§ Exercise goal
The entries below should be output exactly as written.

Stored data
+-------+

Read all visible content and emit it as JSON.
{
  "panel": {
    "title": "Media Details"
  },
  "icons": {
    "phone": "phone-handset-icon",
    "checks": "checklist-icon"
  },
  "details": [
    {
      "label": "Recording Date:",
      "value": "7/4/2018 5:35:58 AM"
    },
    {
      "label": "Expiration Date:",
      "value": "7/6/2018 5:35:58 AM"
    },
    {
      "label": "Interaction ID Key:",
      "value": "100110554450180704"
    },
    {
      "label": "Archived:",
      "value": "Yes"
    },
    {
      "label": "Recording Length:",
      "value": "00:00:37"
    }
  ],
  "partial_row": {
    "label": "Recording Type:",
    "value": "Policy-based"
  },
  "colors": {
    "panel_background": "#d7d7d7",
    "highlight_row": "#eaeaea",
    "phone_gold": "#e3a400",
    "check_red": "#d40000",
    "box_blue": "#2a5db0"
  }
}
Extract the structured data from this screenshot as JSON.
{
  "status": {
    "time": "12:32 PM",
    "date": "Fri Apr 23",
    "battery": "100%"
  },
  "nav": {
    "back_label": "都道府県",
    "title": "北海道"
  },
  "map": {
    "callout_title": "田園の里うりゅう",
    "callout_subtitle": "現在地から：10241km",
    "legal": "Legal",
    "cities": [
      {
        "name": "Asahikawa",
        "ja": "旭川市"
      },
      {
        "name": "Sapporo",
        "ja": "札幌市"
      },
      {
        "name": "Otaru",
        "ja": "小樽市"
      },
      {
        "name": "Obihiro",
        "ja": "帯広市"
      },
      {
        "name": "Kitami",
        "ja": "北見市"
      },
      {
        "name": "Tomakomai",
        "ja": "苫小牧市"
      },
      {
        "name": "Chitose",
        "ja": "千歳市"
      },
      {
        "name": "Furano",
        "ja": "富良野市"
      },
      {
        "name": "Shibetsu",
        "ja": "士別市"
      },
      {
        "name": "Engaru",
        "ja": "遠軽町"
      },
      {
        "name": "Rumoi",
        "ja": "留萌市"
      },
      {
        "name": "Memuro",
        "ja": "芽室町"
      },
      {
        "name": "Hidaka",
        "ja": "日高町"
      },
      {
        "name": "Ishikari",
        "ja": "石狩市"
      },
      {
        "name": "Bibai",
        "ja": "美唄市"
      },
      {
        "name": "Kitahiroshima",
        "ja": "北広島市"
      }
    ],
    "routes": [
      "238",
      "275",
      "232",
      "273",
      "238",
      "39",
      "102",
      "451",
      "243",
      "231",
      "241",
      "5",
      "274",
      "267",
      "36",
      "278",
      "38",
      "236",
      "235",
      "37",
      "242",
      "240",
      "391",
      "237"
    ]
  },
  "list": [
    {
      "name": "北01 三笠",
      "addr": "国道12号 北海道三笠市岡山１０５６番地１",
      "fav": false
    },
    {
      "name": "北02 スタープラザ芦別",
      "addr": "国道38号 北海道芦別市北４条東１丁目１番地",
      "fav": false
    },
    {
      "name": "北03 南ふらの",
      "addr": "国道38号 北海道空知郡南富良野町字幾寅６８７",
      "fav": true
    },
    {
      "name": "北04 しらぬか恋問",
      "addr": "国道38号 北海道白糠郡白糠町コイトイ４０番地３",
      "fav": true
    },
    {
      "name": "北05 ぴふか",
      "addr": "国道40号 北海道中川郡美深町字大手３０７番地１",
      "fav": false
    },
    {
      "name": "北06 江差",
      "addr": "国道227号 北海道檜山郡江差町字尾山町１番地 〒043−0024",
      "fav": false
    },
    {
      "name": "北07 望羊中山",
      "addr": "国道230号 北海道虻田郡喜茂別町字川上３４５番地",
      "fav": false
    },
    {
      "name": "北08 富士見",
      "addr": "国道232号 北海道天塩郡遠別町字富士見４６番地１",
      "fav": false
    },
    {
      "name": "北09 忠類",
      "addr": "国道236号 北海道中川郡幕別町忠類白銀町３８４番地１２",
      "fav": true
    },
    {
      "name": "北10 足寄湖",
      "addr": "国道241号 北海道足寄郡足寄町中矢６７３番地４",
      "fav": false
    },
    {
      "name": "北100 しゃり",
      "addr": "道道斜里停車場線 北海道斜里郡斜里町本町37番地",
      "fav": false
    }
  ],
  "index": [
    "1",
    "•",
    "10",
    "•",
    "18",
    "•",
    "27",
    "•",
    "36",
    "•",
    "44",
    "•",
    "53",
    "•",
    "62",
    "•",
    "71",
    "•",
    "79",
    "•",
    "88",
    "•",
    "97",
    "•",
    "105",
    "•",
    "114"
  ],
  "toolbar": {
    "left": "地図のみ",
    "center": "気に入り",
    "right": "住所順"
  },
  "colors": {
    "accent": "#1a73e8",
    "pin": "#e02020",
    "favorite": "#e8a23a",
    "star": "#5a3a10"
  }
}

+-------+

§ Result
Read all visible content and emit it as JSON.
{
  "panel": {
    "title": "Media Details"
  },
  "icons": {
    "phone": "phone-handset-icon",
    "checks": "checklist-icon"
  },
  "details": [
    {
      "label": "Recording Date:",
      "value": "7/4/2018 5:35:58 AM"
    },
    {
      "label": "Expiration Date:",
      "value": "7/6/2018 5:35:58 AM"
    },
    {
      "label": "Interaction ID Key:",
      "value": "100110554450180704"
    },
    {
      "label": "Archived:",
      "value": "Yes"
    },
    {
      "label": "Recording Length:",
      "value": "00:00:37"
    }
  ],
  "partial_row": {
    "label": "Recording Type:",
    "value": "Policy-based"
  },
  "colors": {
    "panel_background": "#d7d7d7",
    "highlight_row": "#eaeaea",
    "phone_gold": "#e3a400",
    "check_red": "#d40000",
    "box_blue": "#2a5db0"
  }
}
Extract the structured data from this screenshot as JSON.
{
  "status": {
    "time": "12:32 PM",
    "date": "Fri Apr 23",
    "battery": "100%"
  },
  "nav": {
    "back_label": "都道府県",
    "title": "北海道"
  },
  "map": {
    "callout_title": "田園の里うりゅう",
    "callout_subtitle": "現在地から：10241km",
    "legal": "Legal",
    "cities": [
      {
        "name": "Asahikawa",
        "ja": "旭川市"
      },
      {
        "name": "Sapporo",
        "ja": "札幌市"
      },
      {
        "name": "Otaru",
        "ja": "小樽市"
      },
      {
        "name": "Obihiro",
        "ja": "帯広市"
      },
      {
        "name": "Kitami",
        "ja": "北見市"
      },
      {
        "name": "Tomakomai",
        "ja": "苫小牧市"
      },
      {
        "name": "Chitose",
        "ja": "千歳市"
      },
      {
        "name": "Furano",
        "ja": "富良野市"
      },
      {
        "name": "Shibetsu",
        "ja": "士別市"
      },
      {
        "name": "Engaru",
        "ja": "遠軽町"
      },
      {
        "name": "Rumoi",
        "ja": "留萌市"
      },
      {
        "name": "Memuro",
        "ja": "芽室町"
      },
      {
        "name": "Hidaka",
        "ja": "日高町"
      },
      {
        "name": "Ishikari",
        "ja": "石狩市"
      },
      {
        "name": "Bibai",
        "ja": "美唄市"
      },
      {
        "name": "Kitahiroshima",
        "ja": "北広島市"
      }
    ],
    "routes": [
      "238",
      "275",
      "232",
      "273",
      "238",
      "39",
      "102",
      "451",
      "243",
      "231",
      "241",
      "5",
      "274",
      "267",
      "36",
      "278",
      "38",
      "236",
      "235",
      "37",
      "242",
      "240",
      "391",
      "237"
    ]
  },
  "list": [
    {
      "name": "北01 三笠",
      "addr": "国道12号 北海道三笠市岡山１０５６番地１",
      "fav": false
    },
    {
      "name": "北02 スタープラザ芦別",
      "addr": "国道38号 北海道芦別市北４条東１丁目１番地",
      "fav": false
    },
    {
      "name": "北03 南ふらの",
      "addr": "国道38号 北海道空知郡南富良野町字幾寅６８７",
      "fav": true
    },
    {
      "name": "北04 しらぬか恋問",
      "addr": "国道38号 北海道白糠郡白糠町コイトイ４０番地３",
      "fav": true
    },
    {
      "name": "北05 ぴふか",
      "addr": "国道40号 北海道中川郡美深町字大手３０７番地１",
      "fav": false
    },
    {
      "name": "北06 江差",
      "addr": "国道227号 北海道檜山郡江差町字尾山町１番地 〒043−0024",
      "fav": false
    },
    {
      "name": "北07 望羊中山",
      "addr": "国道230号 北海道虻田郡喜茂別町字川上３４５番地",
      "fav": false
    },
    {
      "name": "北08 富士見",
      "addr": "国道232号 北海道天塩郡遠別町字富士見４６番地１",
      "fav": false
    },
    {
      "name": "北09 忠類",
      "addr": "国道236号 北海道中川郡幕別町忠類白銀町３８４番地１２",
      "fav": true
    },
    {
      "name": "北10 足寄湖",
      "addr": "国道241号 北海道足寄郡足寄町中矢６７３番地４",
      "fav": false
    },
    {
      "name": "北100 しゃり",
      "addr": "道道斜里停車場線 北海道斜里郡斜里町本町37番地",
      "fav": false
    }
  ],
  "index": [
    "1",
    "•",
    "10",
    "•",
    "18",
    "•",
    "27",
    "•",
    "36",
    "•",
    "44",
    "•",
    "53",
    "•",
    "62",
    "•",
    "71",
    "•",
    "79",
    "•",
    "88",
    "•",
    "97",
    "•",
    "105",
    "•",
    "114"
  ],
  "toolbar": {
    "left": "地図のみ",
    "center": "気に入り",
    "right": "住所順"
  },
  "colors": {
    "accent": "#1a73e8",
    "pin": "#e02020",
    "favorite": "#e8a23a",
    "star": "#5a3a10"
  }
}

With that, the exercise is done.